*Description of the task*.
Each line below should be retyped exactly, with no pictures.

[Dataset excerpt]
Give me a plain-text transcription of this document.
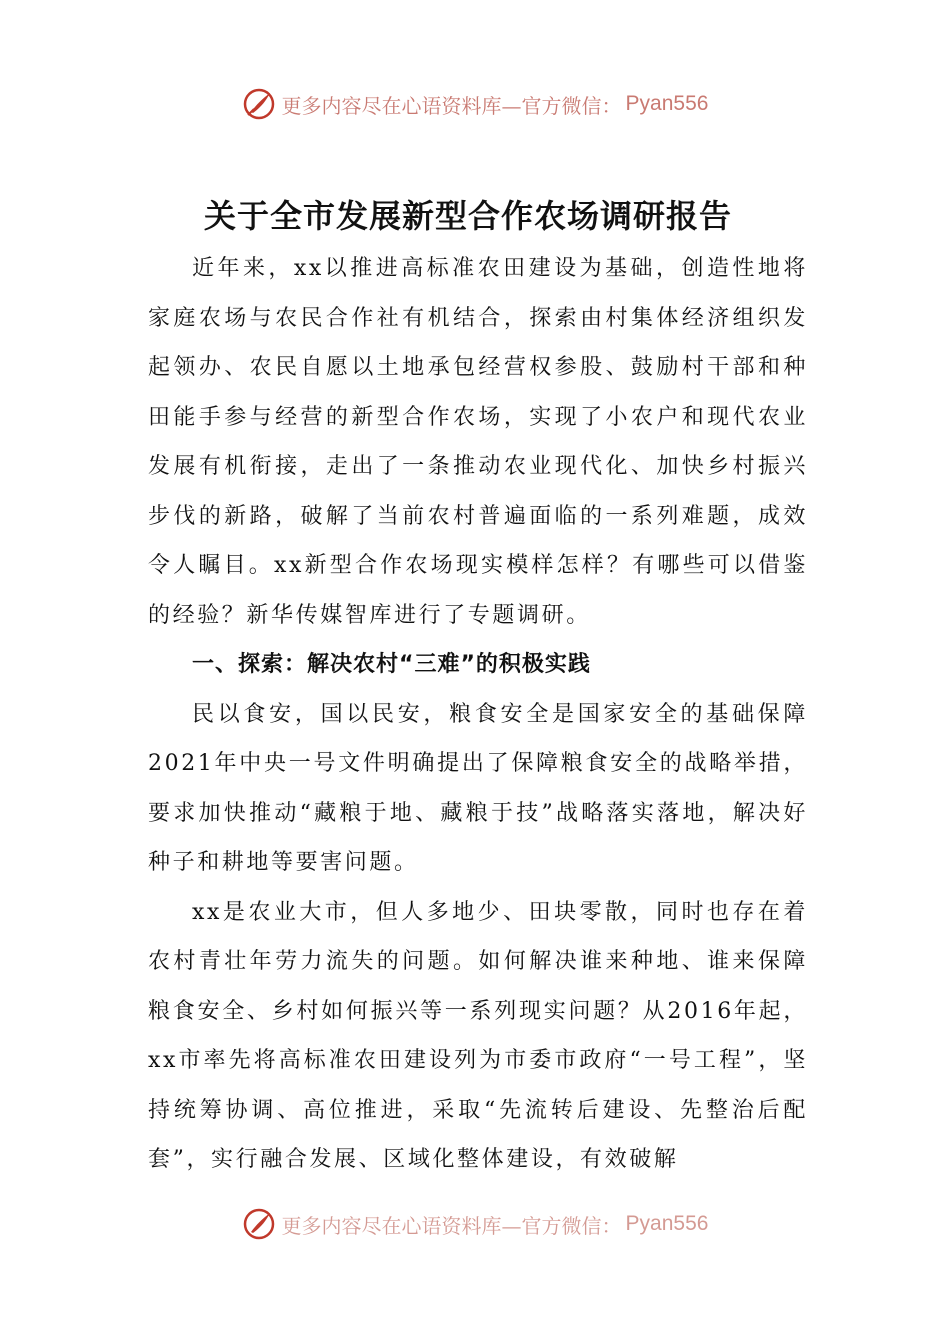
更多内容尽在心语资料库—官方微信： Pyan556
关于全市发展新型合作农场调研报告

近年来，xx以推进高标准农田建设为基础，创造性地将家庭农场与农民合作社有机结合，探索由村集体经济组织发起领办、农民自愿以土地承包经营权参股、鼓励村干部和种田能手参与经营的新型合作农场，实现了小农户和现代农业发展有机衔接，走出了一条推动农业现代化、加快乡村振兴步伐的新路，破解了当前农村普遍面临的一系列难题，成效令人瞩目。xx新型合作农场现实模样怎样？有哪些可以借鉴的经验？新华传媒智库进行了专题调研。

一、探索：解决农村“三难”的积极实践

民以食安，国以民安，粮食安全是国家安全的基础保障2021年中央一号文件明确提出了保障粮食安全的战略举措，要求加快推动“藏粮于地、藏粮于技”战略落实落地，解决好种子和耕地等要害问题。

xx是农业大市，但人多地少、田块零散，同时也存在着农村青壮年劳力流失的问题。如何解决谁来种地、谁来保障粮食安全、乡村如何振兴等一系列现实问题？从2016年起，xx市率先将高标准农田建设列为市委市政府“一号工程”，坚持统筹协调、高位推进，采取“先流转后建设、先整治后配套”，实行融合发展、区域化整体建设，有效破解

更多内容尽在心语资料库—官方微信： Pyan556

*Answer to the problem*.
Give me a plain-text transcription of this document.
更多内容尽在心语资料库—官方微信： Pyan556
关于全市发展新型合作农场调研报告

近年来，xx以推进高标准农田建设为基础，创造性地将家庭农场与农民合作社有机结合，探索由村集体经济组织发起领办、农民自愿以土地承包经营权参股、鼓励村干部和种田能手参与经营的新型合作农场，实现了小农户和现代农业发展有机衔接，走出了一条推动农业现代化、加快乡村振兴步伐的新路，破解了当前农村普遍面临的一系列难题，成效令人瞩目。xx新型合作农场现实模样怎样？有哪些可以借鉴的经验？新华传媒智库进行了专题调研。

一、探索：解决农村“三难”的积极实践

民以食安，国以民安，粮食安全是国家安全的基础保障2021年中央一号文件明确提出了保障粮食安全的战略举措，要求加快推动“藏粮于地、藏粮于技”战略落实落地，解决好种子和耕地等要害问题。

xx是农业大市，但人多地少、田块零散，同时也存在着农村青壮年劳力流失的问题。如何解决谁来种地、谁来保障粮食安全、乡村如何振兴等一系列现实问题？从2016年起，xx市率先将高标准农田建设列为市委市政府“一号工程”，坚持统筹协调、高位推进，采取“先流转后建设、先整治后配套”，实行融合发展、区域化整体建设，有效破解

更多内容尽在心语资料库—官方微信： Pyan556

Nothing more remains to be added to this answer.